You are viewing a plain text version of this content. The canonical link for it is here.
Posted to user@beam.apache.org by "Almeida, Julius" <Ju...@intuit.com> on 2020/09/23 19:16:18 UTC

Extract PCollection from PCollectionView

Hi Team,



I am running my beam pipeline using Flink runner and trying to consumer side input which are records from RDS.



1. Side Input Generation :



PCollectionView<JdbcIO.Read<EventSet>> eventSet = pipeline

       .apply(GenerateSequence.from(0).withRate(1, Duration.standardMinutes(5L)))

       .apply(

           Window.<Long>into(new GlobalWindows())

               .triggering(Repeatedly.forever(AfterProcessingTime.pastFirstElementInPane()))

               .discardingFiredPanes())

       .apply("Read from RDS", ParDo.of(new DataSource(runtimeConfig.getConfig("db"))))
       .apply(View.asSingleton());


2 . Side Input Consumption :



        pipeline.apply("Display Event", ParDo.of(new PrintRecord(eventSet)).withSideInputs(eventSet))



3. Accessing records :



         class PrintRecord extends DoFn<String, String>{



  @ProcessElement
  public void processElement(ProcessContext context) {
              JdbcIO.Read<EventSet> event = context.sideInput(sideInput);

            event. ?  // can’t read event object here, it’s a POJO

  }

}





Thanks,

Julius






Re: Extract PCollection from PCollectionView

Posted by Luke Cwik <lc...@google.com>.
You're using a singleton side input for one that is being triggered
multiple times. This will start throwing errors on you once the side input
contains more then one record.

Try using a list and getting the last element.

There is currently no support for having a combiner inside a
PCollectionViews. You can use a combine transform earlier but you will
still run into the same problem in how the PCollectionView contains
multiple entries or you'll never produce output and the side input will
never be ready.

RAW RECORDS:
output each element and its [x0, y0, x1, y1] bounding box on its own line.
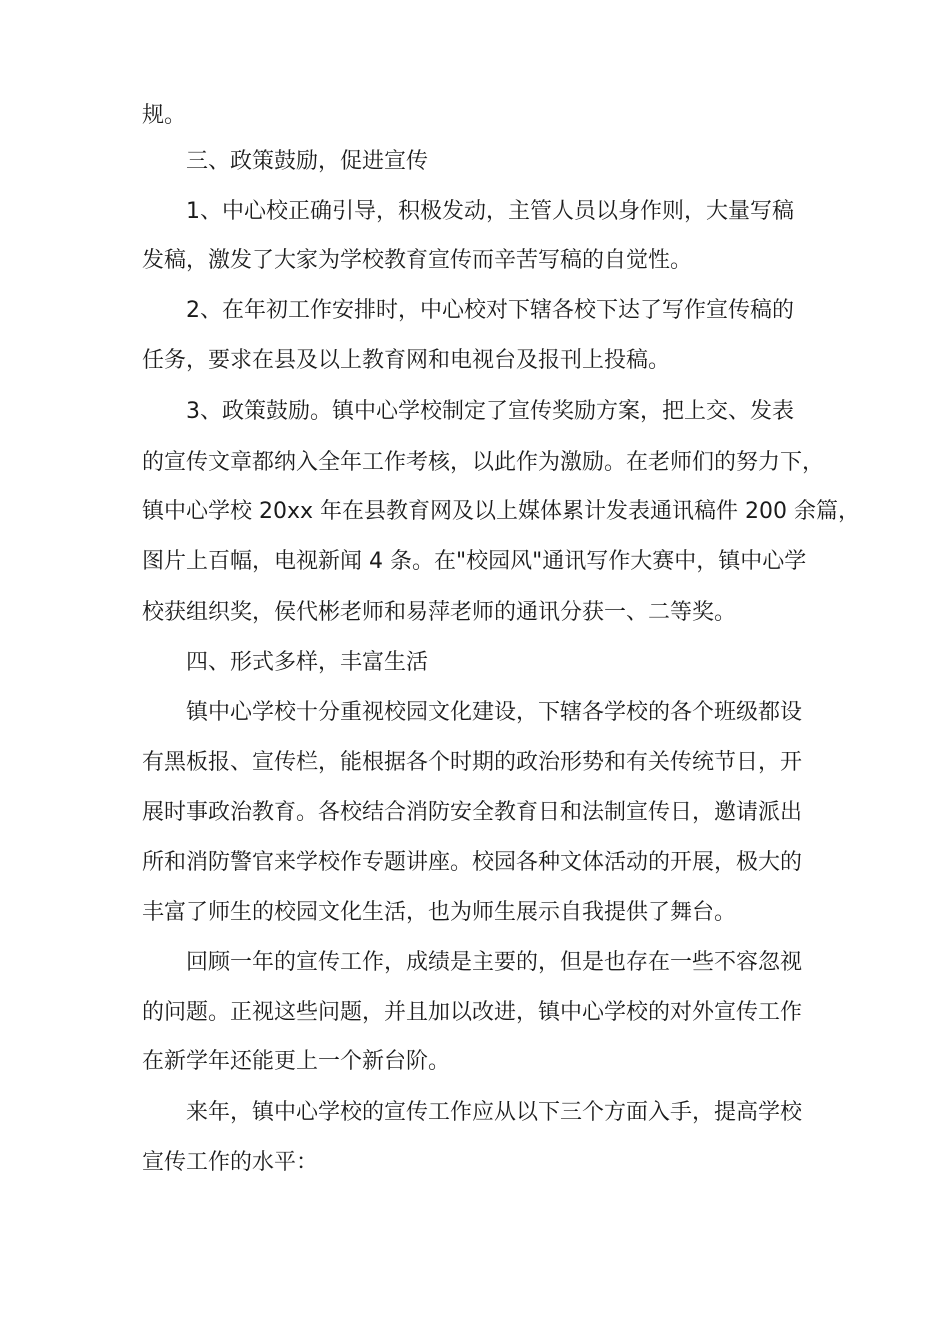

==

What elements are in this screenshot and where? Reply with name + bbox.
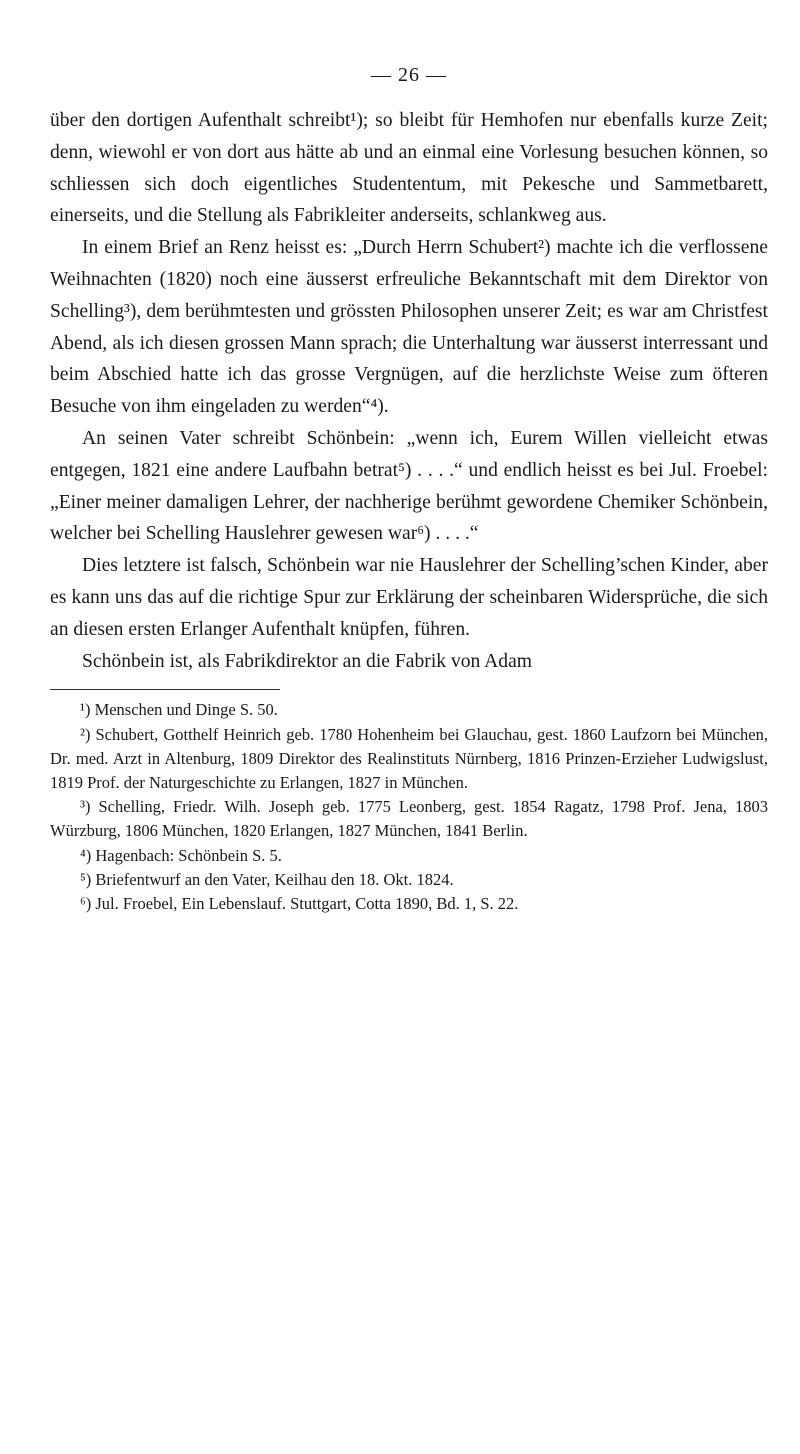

==

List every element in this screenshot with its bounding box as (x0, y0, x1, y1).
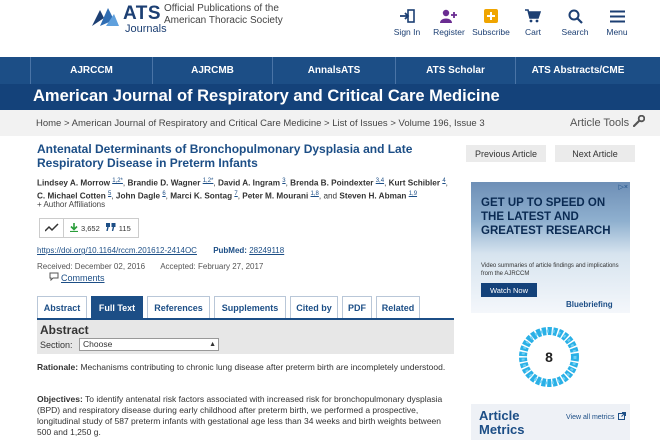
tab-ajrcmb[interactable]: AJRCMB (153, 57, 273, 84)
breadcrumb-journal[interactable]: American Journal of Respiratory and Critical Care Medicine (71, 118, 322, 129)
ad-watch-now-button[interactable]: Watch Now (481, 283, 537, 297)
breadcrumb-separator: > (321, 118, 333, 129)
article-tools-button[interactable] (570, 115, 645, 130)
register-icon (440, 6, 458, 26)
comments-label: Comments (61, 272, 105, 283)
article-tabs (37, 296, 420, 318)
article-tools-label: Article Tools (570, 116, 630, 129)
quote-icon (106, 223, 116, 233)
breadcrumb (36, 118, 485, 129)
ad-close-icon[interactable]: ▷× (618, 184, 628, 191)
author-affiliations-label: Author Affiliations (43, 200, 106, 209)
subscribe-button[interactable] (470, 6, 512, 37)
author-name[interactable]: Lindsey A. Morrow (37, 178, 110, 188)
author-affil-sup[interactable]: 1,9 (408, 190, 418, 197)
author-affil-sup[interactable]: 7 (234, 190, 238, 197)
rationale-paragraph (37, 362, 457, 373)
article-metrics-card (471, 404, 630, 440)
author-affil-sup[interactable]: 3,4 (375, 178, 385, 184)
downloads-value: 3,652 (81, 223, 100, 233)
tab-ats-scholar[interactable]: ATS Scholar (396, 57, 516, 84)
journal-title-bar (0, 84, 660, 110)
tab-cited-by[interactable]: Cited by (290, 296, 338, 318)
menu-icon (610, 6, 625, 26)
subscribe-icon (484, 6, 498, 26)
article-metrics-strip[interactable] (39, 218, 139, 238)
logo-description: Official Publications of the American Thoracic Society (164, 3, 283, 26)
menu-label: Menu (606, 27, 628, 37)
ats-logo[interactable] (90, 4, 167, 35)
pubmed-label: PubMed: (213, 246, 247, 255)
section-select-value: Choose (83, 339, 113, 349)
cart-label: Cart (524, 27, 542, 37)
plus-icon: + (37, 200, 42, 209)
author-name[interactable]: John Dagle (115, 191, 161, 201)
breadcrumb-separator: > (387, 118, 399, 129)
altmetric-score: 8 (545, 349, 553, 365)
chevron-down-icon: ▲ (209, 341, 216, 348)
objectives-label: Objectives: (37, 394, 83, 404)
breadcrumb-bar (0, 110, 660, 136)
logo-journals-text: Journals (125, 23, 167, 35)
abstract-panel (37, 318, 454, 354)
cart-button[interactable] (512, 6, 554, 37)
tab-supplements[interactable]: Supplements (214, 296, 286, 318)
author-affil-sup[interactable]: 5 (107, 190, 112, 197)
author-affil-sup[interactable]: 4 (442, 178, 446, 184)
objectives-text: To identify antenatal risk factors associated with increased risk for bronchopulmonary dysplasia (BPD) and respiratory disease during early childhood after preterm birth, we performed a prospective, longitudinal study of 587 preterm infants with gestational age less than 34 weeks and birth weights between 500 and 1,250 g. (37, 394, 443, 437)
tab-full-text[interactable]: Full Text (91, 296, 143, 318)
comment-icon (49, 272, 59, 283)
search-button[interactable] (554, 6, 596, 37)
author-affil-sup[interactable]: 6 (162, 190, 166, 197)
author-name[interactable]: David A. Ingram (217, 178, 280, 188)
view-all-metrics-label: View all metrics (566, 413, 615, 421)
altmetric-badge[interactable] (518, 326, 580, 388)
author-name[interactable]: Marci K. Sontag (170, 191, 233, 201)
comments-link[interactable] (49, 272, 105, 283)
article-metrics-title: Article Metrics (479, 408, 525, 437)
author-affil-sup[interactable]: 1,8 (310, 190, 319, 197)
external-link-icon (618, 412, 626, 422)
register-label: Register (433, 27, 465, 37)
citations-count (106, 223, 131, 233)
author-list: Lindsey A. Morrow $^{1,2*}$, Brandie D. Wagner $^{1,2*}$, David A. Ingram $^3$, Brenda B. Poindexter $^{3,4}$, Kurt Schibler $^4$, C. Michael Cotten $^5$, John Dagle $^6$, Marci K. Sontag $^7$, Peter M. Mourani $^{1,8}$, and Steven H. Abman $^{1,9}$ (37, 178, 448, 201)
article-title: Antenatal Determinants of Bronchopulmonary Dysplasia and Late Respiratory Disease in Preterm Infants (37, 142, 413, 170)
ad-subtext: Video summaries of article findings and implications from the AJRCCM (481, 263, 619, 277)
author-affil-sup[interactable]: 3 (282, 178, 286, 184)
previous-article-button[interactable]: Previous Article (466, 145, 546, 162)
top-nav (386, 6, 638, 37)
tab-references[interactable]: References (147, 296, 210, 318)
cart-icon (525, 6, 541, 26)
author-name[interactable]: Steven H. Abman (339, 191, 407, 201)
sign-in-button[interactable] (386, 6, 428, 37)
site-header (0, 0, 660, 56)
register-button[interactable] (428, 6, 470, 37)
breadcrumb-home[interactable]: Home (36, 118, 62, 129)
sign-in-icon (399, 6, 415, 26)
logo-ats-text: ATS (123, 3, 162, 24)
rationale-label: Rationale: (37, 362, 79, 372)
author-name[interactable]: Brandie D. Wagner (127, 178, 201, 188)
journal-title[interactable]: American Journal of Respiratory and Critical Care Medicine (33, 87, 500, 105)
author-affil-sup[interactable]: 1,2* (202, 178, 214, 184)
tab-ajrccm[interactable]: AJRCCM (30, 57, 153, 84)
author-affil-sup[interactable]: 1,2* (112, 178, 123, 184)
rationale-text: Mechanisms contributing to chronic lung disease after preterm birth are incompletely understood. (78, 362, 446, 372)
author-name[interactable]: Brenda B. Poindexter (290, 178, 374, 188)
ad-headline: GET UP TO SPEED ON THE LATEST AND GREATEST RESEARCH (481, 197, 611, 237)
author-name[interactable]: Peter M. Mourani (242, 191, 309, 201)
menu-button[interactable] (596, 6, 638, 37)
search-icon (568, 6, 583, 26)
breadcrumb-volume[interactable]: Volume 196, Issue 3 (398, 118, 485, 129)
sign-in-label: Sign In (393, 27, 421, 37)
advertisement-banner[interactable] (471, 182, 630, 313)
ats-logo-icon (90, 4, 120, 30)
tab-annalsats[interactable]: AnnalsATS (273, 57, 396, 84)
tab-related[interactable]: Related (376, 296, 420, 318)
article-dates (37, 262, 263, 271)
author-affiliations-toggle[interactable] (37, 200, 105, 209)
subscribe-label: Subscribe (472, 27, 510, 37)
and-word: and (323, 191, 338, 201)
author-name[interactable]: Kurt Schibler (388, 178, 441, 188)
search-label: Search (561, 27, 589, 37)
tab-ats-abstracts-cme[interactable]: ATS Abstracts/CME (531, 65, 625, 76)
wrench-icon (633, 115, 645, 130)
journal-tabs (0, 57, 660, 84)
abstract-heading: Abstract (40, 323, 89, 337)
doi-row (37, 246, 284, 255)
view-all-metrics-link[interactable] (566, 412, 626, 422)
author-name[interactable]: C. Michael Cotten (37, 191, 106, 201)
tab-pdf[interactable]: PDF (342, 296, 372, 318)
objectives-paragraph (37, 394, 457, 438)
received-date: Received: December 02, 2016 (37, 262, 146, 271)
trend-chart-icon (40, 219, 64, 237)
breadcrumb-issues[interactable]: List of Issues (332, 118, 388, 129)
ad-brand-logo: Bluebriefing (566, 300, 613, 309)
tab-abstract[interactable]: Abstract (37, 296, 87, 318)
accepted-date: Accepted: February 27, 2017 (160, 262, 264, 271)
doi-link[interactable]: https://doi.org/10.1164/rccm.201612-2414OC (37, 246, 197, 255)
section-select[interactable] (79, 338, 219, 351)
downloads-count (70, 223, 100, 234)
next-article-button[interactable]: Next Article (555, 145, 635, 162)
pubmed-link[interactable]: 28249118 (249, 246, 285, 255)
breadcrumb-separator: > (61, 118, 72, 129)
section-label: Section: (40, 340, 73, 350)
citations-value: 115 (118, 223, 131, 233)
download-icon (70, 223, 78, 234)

GIVEN INSTRUCTION:
Extend the Apache Beam mailing-list thread on reading a side input, starting right after its last sentence.

ANSWER TO THIS EXERCISE:
On Wed, Sep 23, 2020 at 12:16 PM Almeida, Julius <Ju...@intuit.com>
wrote:

> Hi Team,
>
>
>
> I am running my beam pipeline using Flink runner and trying to consumer
> side input which are records from RDS.
>
>
>
> 1. Side Input Generation :
>
>
>
> *PCollectionView<JdbcIO.Read<EventSet>> eventSet = pipeline*
>
> *       .apply(GenerateSequence.from(0).withRate(1,
> Duration.standardMinutes(5L)))*
>
> *       .apply(*
>
> *           Window.<Long>into(new GlobalWindows())*
>
> *
> .triggering(Repeatedly.forever(AfterProcessingTime.pastFirstElementInPane()))*
>
> *               .discardingFiredPanes())*
>
> *       .apply("Read from RDS", ParDo.of(new
> DataSource(runtimeConfig.getConfig("db"))))*
>
> *       .apply(View.asSingleton());*
>
>
>
> 2 . Side Input Consumption :
>
>
>
>         pipeline.apply(*"Display Event"*, ParDo.*of*(*new *PrintRecord(eventSet)).withSideInputs(eventSet))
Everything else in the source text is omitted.